━━━━━ Data for this task
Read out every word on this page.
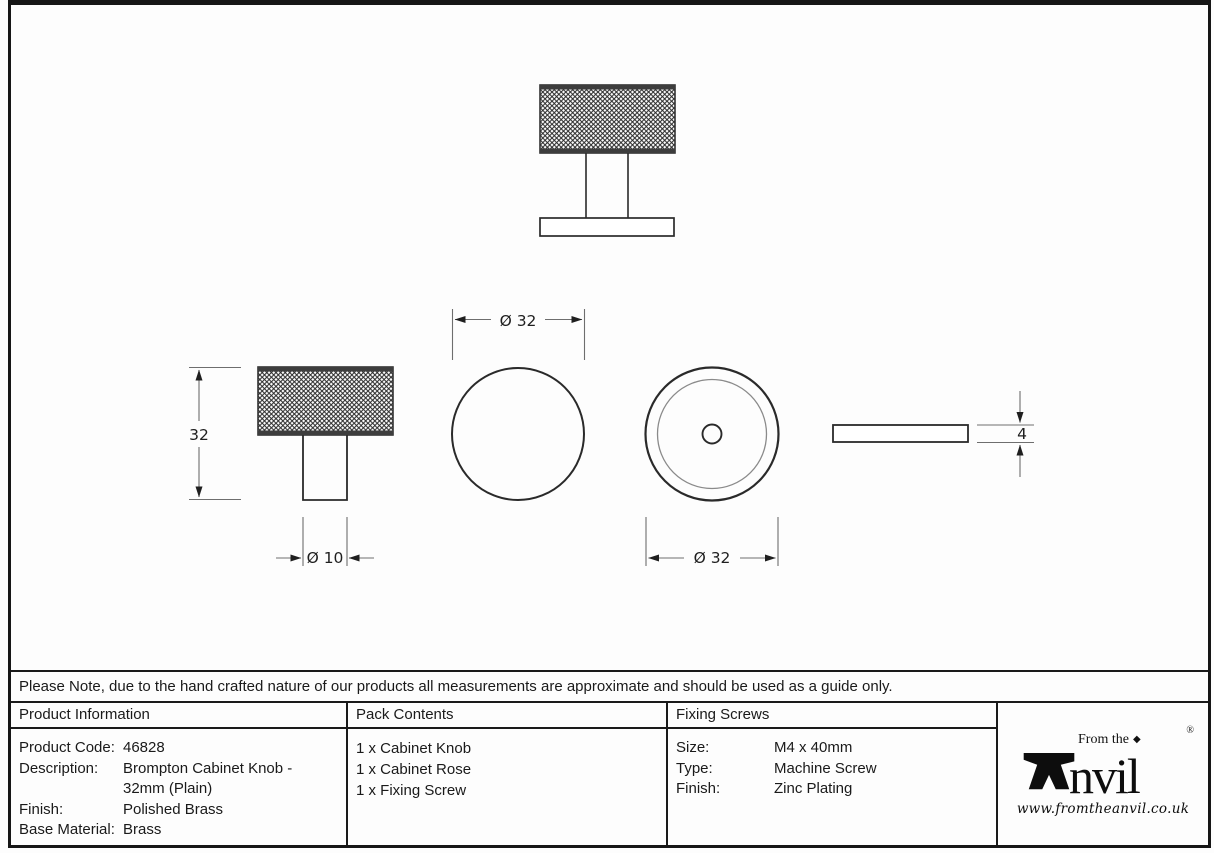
32
Ø 10
Ø 32
Ø 32
4
Please Note, due to the hand crafted nature of our products all measurements are approximate and should be used as a guide only.
Product Information	Pack Contents	Fixing Screws
Product Code: 46828
Description:	Brompton Cabinet Knob - 32mm (Plain)
Finish:	Polished Brass
Base Material: Brass
1 x Cabinet Knob
1 x Cabinet Rose
1 x Fixing Screw
Size:	M4 x 40mm
Type:	Machine Screw
Finish:	Zinc Plating	nvil
From the ◆
®
www.fromtheanvil.co.uk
━━━━━━━━━━
# Exercise:
What you return should match the records above word for word, minus the pictures.

# Exercise solution:
Read out every word on this page.
32
Ø 10
Ø 32
Ø 32
4
Please Note, due to the hand crafted nature of our products all measurements are approximate and should be used as a guide only.
Product Information	Pack Contents	Fixing Screws
Product Code: 46828
Description:	Brompton Cabinet Knob - 32mm (Plain)
Finish:	Polished Brass
Base Material: Brass
1 x Cabinet Knob
1 x Cabinet Rose
1 x Fixing Screw
Size:	M4 x 40mm
Type:	Machine Screw
Finish:	Zinc Plating	nvil
From the ◆
®
www.fromtheanvil.co.uk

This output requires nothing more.